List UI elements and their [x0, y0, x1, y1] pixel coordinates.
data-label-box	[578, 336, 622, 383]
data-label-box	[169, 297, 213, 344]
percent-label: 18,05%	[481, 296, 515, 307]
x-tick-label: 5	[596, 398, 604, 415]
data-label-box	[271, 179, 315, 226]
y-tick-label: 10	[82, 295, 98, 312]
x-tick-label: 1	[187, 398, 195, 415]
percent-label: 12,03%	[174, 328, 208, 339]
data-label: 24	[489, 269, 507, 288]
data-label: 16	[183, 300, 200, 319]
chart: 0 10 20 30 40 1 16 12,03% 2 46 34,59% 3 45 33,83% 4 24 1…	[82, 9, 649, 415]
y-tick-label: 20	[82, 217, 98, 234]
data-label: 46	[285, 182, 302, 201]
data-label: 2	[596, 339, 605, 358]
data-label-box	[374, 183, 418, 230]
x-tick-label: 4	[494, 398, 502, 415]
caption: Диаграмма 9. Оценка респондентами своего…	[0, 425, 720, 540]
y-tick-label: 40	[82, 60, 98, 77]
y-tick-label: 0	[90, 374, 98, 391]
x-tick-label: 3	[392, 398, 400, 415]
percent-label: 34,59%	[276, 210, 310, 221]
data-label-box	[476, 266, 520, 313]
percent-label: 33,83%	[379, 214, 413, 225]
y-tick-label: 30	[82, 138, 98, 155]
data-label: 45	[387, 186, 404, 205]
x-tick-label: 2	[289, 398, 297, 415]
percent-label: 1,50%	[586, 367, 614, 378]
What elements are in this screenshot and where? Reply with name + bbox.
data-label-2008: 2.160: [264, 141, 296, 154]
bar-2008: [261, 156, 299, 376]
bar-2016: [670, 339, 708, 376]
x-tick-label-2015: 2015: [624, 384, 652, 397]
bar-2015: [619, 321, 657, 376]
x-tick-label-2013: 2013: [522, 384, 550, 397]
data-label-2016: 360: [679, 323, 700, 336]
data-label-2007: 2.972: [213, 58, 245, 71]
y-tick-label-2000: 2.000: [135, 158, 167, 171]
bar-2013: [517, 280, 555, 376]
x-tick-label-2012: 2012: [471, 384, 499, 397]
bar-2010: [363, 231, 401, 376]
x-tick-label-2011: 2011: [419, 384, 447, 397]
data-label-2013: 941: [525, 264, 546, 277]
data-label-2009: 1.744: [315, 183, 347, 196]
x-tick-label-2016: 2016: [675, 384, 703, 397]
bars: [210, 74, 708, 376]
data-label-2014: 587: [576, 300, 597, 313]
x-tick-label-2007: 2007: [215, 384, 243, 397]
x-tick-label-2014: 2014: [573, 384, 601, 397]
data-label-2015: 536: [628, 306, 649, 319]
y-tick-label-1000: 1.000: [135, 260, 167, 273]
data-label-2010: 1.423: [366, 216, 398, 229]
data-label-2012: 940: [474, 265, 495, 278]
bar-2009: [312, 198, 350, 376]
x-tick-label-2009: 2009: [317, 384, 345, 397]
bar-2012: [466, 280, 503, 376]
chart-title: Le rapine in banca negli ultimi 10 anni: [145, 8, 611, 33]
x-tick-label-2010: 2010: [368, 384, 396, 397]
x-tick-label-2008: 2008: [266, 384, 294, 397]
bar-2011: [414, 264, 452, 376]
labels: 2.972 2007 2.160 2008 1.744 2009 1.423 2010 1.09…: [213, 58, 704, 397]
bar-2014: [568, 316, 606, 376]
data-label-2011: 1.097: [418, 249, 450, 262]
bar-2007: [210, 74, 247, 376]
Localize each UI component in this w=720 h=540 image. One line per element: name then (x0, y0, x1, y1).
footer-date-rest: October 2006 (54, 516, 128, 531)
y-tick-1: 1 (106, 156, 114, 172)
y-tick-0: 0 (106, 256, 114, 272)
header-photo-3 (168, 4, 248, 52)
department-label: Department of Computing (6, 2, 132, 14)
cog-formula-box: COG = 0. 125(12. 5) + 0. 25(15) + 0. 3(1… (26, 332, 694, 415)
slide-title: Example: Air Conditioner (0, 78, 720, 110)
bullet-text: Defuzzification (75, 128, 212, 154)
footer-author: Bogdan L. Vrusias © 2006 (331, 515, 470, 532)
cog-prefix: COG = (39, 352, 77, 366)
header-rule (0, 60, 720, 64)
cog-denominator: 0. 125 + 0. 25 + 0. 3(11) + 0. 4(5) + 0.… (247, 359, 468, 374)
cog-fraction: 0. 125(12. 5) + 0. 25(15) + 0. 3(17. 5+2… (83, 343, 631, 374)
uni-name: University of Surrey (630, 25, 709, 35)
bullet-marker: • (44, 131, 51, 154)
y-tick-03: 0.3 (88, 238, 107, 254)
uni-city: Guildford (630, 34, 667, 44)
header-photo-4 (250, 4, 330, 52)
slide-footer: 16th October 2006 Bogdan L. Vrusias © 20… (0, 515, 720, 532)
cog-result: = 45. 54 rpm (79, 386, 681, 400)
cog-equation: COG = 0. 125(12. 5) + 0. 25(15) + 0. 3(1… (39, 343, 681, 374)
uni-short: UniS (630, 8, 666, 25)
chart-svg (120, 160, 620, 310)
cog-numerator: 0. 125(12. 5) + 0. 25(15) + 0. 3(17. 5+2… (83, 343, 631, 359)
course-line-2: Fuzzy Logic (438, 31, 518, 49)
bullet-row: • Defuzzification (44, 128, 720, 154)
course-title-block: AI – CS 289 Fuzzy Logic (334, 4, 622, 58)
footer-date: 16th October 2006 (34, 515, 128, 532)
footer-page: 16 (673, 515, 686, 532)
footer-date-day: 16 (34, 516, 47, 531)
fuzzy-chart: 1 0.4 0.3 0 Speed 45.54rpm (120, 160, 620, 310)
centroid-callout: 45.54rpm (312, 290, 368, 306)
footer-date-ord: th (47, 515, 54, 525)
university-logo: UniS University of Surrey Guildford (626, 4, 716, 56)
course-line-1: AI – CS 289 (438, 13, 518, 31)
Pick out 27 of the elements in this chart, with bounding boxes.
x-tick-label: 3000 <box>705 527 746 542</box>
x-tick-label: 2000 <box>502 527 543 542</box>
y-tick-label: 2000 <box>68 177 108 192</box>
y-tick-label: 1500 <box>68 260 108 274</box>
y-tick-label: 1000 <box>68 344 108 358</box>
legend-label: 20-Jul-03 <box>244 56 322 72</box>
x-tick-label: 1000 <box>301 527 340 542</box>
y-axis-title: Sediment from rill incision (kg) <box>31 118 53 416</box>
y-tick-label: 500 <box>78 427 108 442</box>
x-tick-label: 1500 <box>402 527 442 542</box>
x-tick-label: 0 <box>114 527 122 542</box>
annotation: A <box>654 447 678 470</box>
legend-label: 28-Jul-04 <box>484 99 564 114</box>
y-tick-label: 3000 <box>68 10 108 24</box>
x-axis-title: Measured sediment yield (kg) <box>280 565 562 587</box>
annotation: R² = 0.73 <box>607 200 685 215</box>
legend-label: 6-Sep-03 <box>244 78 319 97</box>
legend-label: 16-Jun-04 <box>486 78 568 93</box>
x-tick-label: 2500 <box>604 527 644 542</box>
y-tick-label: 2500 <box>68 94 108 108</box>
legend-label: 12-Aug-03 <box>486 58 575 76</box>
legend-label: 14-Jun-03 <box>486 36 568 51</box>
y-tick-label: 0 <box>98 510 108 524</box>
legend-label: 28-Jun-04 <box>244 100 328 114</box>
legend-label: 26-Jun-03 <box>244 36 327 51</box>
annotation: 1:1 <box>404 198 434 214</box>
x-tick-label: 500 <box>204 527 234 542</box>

■ To be done ■
Repeat the listing above word for word, from its first line through the line containing "398, 502, 415]".

■ Answer in full ■
List UI elements and their [x0, y0, x1, y1] pixel coordinates.
data-label-box	[578, 336, 622, 383]
data-label-box	[169, 297, 213, 344]
percent-label: 18,05%	[481, 296, 515, 307]
x-tick-label: 5	[596, 398, 604, 415]
data-label-box	[271, 179, 315, 226]
y-tick-label: 10	[82, 295, 98, 312]
x-tick-label: 1	[187, 398, 195, 415]
percent-label: 12,03%	[174, 328, 208, 339]
data-label: 24	[489, 269, 507, 288]
data-label: 16	[183, 300, 200, 319]
chart: 0 10 20 30 40 1 16 12,03% 2 46 34,59% 3 45 33,83% 4 24 1…	[82, 9, 649, 415]
y-tick-label: 20	[82, 217, 98, 234]
data-label: 46	[285, 182, 302, 201]
data-label: 2	[596, 339, 605, 358]
data-label-box	[374, 183, 418, 230]
x-tick-label: 4	[494, 398, 502, 415]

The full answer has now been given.